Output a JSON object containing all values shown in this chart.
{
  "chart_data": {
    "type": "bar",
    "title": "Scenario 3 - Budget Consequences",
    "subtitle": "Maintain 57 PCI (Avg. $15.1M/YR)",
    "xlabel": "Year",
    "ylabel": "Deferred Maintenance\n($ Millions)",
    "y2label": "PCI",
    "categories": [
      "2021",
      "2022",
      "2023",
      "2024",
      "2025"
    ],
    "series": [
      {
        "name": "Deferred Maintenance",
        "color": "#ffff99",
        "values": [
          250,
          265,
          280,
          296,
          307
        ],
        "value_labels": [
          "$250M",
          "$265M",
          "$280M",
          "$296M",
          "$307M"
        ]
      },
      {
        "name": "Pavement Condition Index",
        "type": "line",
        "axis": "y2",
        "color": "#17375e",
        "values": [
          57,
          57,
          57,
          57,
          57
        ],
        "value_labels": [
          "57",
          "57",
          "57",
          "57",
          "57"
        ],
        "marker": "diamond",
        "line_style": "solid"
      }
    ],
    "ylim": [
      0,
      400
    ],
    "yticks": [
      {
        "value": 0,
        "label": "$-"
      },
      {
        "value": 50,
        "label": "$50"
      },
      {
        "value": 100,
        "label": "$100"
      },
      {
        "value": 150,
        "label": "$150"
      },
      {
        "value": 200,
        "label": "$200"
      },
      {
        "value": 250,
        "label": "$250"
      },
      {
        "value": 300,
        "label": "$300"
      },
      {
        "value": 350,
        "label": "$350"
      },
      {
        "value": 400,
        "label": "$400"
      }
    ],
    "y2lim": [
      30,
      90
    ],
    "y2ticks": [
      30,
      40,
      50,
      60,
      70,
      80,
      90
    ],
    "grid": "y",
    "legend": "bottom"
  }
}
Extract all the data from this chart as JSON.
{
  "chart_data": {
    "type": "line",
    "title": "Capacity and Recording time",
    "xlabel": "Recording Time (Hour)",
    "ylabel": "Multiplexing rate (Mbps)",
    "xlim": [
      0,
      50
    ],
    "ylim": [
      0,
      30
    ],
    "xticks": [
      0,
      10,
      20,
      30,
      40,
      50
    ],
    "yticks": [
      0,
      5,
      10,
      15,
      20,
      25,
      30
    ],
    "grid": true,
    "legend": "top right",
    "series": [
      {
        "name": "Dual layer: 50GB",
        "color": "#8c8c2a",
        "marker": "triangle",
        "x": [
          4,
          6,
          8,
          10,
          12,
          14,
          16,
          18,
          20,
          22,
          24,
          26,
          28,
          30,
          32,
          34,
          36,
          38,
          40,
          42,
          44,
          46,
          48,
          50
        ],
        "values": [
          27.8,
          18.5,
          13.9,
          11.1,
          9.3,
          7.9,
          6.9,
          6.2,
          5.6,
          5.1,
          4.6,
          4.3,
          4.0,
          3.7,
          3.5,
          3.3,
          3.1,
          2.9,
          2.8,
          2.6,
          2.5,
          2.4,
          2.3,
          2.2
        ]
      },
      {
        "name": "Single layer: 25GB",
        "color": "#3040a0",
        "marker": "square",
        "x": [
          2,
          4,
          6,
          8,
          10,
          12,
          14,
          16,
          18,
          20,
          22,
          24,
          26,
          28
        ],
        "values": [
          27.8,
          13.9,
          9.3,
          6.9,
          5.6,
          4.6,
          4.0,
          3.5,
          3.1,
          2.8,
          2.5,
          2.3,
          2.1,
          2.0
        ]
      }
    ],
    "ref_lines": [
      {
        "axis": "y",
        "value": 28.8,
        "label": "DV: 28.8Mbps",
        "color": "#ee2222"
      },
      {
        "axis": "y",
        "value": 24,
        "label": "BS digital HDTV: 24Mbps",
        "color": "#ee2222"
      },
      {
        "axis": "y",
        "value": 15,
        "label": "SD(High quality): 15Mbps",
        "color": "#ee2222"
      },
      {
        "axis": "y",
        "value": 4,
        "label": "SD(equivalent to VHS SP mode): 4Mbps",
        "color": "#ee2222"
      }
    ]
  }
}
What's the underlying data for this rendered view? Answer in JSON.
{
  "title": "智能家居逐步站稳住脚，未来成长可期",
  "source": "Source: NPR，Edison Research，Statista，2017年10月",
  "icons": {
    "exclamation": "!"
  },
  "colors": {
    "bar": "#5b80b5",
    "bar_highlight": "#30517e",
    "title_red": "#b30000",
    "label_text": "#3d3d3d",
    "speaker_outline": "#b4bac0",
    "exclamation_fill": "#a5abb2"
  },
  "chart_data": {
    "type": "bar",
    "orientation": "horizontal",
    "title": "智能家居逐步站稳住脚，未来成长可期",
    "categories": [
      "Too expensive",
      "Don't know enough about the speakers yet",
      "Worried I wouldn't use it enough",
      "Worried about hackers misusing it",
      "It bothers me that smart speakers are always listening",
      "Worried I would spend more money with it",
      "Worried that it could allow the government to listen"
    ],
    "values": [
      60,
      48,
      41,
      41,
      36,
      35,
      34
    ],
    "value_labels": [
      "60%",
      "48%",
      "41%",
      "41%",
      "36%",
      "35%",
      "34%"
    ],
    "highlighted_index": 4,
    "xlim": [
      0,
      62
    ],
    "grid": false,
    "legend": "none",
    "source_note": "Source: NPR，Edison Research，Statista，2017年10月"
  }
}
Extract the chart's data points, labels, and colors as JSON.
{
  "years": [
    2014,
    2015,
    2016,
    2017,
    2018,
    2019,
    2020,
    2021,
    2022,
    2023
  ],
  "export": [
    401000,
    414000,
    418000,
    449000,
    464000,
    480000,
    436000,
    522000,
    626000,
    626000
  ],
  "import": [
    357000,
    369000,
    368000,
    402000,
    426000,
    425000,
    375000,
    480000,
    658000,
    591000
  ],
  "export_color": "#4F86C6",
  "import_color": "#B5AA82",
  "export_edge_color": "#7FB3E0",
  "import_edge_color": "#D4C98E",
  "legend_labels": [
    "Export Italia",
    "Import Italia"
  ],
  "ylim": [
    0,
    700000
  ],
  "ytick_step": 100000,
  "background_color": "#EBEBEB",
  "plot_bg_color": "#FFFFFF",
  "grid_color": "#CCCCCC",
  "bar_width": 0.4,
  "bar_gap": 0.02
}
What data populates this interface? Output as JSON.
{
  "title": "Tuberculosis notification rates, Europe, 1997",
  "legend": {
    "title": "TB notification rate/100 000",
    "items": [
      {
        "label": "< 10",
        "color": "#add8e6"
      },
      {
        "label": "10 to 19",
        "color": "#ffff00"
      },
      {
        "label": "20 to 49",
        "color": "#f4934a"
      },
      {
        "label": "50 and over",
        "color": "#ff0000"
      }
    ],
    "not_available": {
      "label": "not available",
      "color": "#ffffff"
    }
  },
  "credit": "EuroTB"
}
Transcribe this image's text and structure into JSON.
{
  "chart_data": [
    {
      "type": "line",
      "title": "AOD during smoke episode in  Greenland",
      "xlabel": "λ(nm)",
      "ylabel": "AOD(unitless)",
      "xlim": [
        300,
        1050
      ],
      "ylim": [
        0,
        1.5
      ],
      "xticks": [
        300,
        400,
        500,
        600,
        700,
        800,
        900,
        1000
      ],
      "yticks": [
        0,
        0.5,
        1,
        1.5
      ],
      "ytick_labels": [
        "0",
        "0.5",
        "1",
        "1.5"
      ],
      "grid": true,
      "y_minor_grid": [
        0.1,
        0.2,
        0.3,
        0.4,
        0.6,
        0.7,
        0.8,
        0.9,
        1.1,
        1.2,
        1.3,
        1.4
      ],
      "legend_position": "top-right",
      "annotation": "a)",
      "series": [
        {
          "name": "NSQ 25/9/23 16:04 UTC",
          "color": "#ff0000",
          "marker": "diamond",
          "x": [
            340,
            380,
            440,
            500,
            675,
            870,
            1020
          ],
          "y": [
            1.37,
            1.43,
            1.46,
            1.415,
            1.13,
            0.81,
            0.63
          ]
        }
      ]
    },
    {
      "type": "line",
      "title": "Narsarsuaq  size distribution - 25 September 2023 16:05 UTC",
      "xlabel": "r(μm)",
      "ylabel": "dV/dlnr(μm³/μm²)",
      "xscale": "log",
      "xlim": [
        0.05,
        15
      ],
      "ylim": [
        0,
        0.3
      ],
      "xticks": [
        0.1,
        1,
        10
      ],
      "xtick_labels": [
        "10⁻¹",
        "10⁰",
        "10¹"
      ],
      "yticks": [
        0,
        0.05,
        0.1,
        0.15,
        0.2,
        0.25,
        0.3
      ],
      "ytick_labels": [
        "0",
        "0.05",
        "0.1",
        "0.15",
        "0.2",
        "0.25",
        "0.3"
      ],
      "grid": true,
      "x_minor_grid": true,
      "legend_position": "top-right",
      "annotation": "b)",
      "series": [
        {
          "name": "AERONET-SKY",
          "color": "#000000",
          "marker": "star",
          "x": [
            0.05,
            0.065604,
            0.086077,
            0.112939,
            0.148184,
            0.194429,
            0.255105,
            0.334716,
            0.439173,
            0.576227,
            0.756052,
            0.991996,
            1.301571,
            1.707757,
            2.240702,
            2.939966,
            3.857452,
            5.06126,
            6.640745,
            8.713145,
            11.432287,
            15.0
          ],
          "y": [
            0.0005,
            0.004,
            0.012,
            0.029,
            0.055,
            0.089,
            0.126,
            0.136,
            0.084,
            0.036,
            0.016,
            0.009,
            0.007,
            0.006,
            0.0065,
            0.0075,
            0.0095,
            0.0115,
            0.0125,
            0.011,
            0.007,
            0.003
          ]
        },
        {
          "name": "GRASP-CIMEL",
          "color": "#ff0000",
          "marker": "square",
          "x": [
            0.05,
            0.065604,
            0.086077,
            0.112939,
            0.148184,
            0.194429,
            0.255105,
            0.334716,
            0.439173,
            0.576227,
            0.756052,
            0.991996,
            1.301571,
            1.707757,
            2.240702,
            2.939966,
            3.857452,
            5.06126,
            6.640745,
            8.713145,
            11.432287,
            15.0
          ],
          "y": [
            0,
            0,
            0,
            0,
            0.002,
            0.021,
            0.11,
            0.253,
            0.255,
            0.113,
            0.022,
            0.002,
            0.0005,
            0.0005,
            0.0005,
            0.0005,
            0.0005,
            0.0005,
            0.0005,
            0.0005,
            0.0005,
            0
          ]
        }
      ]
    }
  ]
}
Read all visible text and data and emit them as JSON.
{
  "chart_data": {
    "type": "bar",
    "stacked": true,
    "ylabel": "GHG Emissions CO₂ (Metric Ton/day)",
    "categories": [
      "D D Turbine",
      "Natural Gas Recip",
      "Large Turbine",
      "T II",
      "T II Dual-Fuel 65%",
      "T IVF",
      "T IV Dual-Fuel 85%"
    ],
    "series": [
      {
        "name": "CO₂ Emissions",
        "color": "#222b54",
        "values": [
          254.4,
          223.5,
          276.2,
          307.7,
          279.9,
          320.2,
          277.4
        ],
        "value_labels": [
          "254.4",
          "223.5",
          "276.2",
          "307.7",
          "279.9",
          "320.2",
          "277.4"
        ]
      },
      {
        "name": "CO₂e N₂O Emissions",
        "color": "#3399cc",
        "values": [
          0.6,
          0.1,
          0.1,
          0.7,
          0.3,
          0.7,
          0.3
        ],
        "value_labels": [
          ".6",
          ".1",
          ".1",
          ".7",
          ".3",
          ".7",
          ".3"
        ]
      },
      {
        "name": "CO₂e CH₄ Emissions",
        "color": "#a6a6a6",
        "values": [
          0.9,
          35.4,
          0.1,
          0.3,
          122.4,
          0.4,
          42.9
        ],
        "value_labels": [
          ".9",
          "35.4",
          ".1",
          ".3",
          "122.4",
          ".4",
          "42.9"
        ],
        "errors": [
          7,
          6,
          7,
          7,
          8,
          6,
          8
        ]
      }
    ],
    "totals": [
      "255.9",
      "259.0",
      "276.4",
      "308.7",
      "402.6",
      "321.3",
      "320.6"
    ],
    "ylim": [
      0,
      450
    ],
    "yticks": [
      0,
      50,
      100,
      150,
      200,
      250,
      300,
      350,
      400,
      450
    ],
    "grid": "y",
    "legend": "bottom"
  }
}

|---|

#### WHAT THE TASK ASKS:
Work through the data and report how many of its lines hold the word "Edison", giving only the figure.

#### RESPONSE:
2